■ What you will do ■
Return every line of the records below verbatim, with no pictures in the copy.

■ Raw records ■
-- BEGIN --

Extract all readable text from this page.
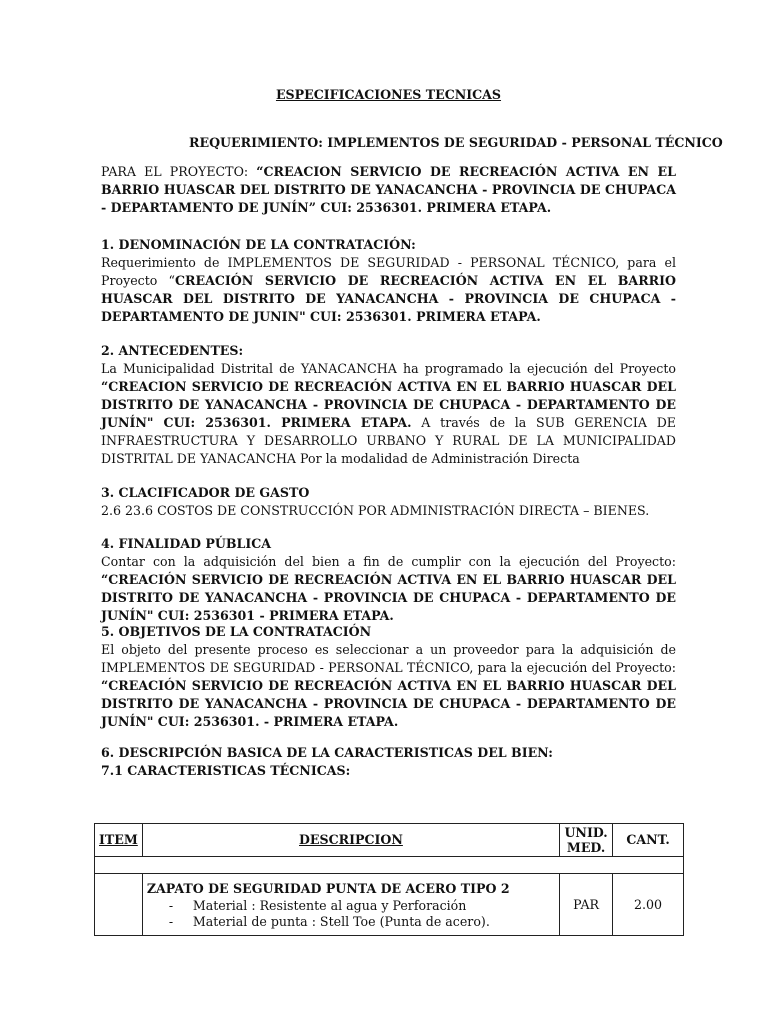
ESPECIFICACIONES TECNICAS
REQUERIMIENTO: IMPLEMENTOS DE SEGURIDAD - PERSONAL TÉCNICO

PARA EL PROYECTO: “CREACION SERVICIO DE RECREACIÓN ACTIVA EN EL BARRIO HUASCAR DEL DISTRITO DE YANACANCHA - PROVINCIA DE CHUPACA - DEPARTAMENTO DE JUNÍN” CUI: 2536301. PRIMERA ETAPA.

1. DENOMINACIÓN DE LA CONTRATACIÓN:

Requerimiento de IMPLEMENTOS DE SEGURIDAD - PERSONAL TÉCNICO, para el Proyecto “CREACIÓN SERVICIO DE RECREACIÓN ACTIVA EN EL BARRIO HUASCAR DEL DISTRITO DE YANACANCHA - PROVINCIA DE CHUPACA - DEPARTAMENTO DE JUNIN" CUI: 2536301. PRIMERA ETAPA.

2. ANTECEDENTES:

La Municipalidad Distrital de YANACANCHA ha programado la ejecución del Proyecto “CREACION SERVICIO DE RECREACIÓN ACTIVA EN EL BARRIO HUASCAR DEL DISTRITO DE YANACANCHA - PROVINCIA DE CHUPACA - DEPARTAMENTO DE JUNÍN" CUI: 2536301. PRIMERA ETAPA. A través de la SUB GERENCIA DE INFRAESTRUCTURA Y DESARROLLO URBANO Y RURAL DE LA MUNICIPALIDAD DISTRITAL DE YANACANCHA Por la modalidad de Administración Directa

3. CLACIFICADOR DE GASTO

2.6 23.6 COSTOS DE CONSTRUCCIÓN POR ADMINISTRACIÓN DIRECTA – BIENES.

4. FINALIDAD PÚBLICA

Contar con la adquisición del bien a fin de cumplir con la ejecución del Proyecto: “CREACIÓN SERVICIO DE RECREACIÓN ACTIVA EN EL BARRIO HUASCAR DEL DISTRITO DE YANACANCHA - PROVINCIA DE CHUPACA - DEPARTAMENTO DE JUNÍN" CUI: 2536301 - PRIMERA ETAPA.

5. OBJETIVOS DE LA CONTRATACIÓN

El objeto del presente proceso es seleccionar a un proveedor para la adquisición de IMPLEMENTOS DE SEGURIDAD - PERSONAL TÉCNICO, para la ejecución del Proyecto: “CREACIÓN SERVICIO DE RECREACIÓN ACTIVA EN EL BARRIO HUASCAR DEL DISTRITO DE YANACANCHA - PROVINCIA DE CHUPACA - DEPARTAMENTO DE JUNÍN" CUI: 2536301. - PRIMERA ETAPA.

6. DESCRIPCIÓN BASICA DE LA CARACTERISTICAS DEL BIEN:
7.1 CARACTERISTICAS TÉCNICAS:
ITEM	DESCRIPCION	UNID.
MED.	CANT.

	ZAPATO DE SEGURIDAD PUNTA DE ACERO TIPO 2
- Material : Resistente al agua y Perforación
- Material de punta : Stell Toe (Punta de acero).	PAR	2.00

-- END --

■ Correct result ■
Extract all readable text from this page.
ESPECIFICACIONES TECNICAS
REQUERIMIENTO: IMPLEMENTOS DE SEGURIDAD - PERSONAL TÉCNICO

PARA EL PROYECTO: “CREACION SERVICIO DE RECREACIÓN ACTIVA EN EL BARRIO HUASCAR DEL DISTRITO DE YANACANCHA - PROVINCIA DE CHUPACA - DEPARTAMENTO DE JUNÍN” CUI: 2536301. PRIMERA ETAPA.

1. DENOMINACIÓN DE LA CONTRATACIÓN:

Requerimiento de IMPLEMENTOS DE SEGURIDAD - PERSONAL TÉCNICO, para el Proyecto “CREACIÓN SERVICIO DE RECREACIÓN ACTIVA EN EL BARRIO HUASCAR DEL DISTRITO DE YANACANCHA - PROVINCIA DE CHUPACA - DEPARTAMENTO DE JUNIN" CUI: 2536301. PRIMERA ETAPA.

2. ANTECEDENTES:

La Municipalidad Distrital de YANACANCHA ha programado la ejecución del Proyecto “CREACION SERVICIO DE RECREACIÓN ACTIVA EN EL BARRIO HUASCAR DEL DISTRITO DE YANACANCHA - PROVINCIA DE CHUPACA - DEPARTAMENTO DE JUNÍN" CUI: 2536301. PRIMERA ETAPA. A través de la SUB GERENCIA DE INFRAESTRUCTURA Y DESARROLLO URBANO Y RURAL DE LA MUNICIPALIDAD DISTRITAL DE YANACANCHA Por la modalidad de Administración Directa

3. CLACIFICADOR DE GASTO

2.6 23.6 COSTOS DE CONSTRUCCIÓN POR ADMINISTRACIÓN DIRECTA – BIENES.

4. FINALIDAD PÚBLICA

Contar con la adquisición del bien a fin de cumplir con la ejecución del Proyecto: “CREACIÓN SERVICIO DE RECREACIÓN ACTIVA EN EL BARRIO HUASCAR DEL DISTRITO DE YANACANCHA - PROVINCIA DE CHUPACA - DEPARTAMENTO DE JUNÍN" CUI: 2536301 - PRIMERA ETAPA.

5. OBJETIVOS DE LA CONTRATACIÓN

El objeto del presente proceso es seleccionar a un proveedor para la adquisición de IMPLEMENTOS DE SEGURIDAD - PERSONAL TÉCNICO, para la ejecución del Proyecto: “CREACIÓN SERVICIO DE RECREACIÓN ACTIVA EN EL BARRIO HUASCAR DEL DISTRITO DE YANACANCHA - PROVINCIA DE CHUPACA - DEPARTAMENTO DE JUNÍN" CUI: 2536301. - PRIMERA ETAPA.

6. DESCRIPCIÓN BASICA DE LA CARACTERISTICAS DEL BIEN:
7.1 CARACTERISTICAS TÉCNICAS:
ITEM	DESCRIPCION	UNID.
MED.	CANT.

	ZAPATO DE SEGURIDAD PUNTA DE ACERO TIPO 2
- Material : Resistente al agua y Perforación
- Material de punta : Stell Toe (Punta de acero).	PAR	2.00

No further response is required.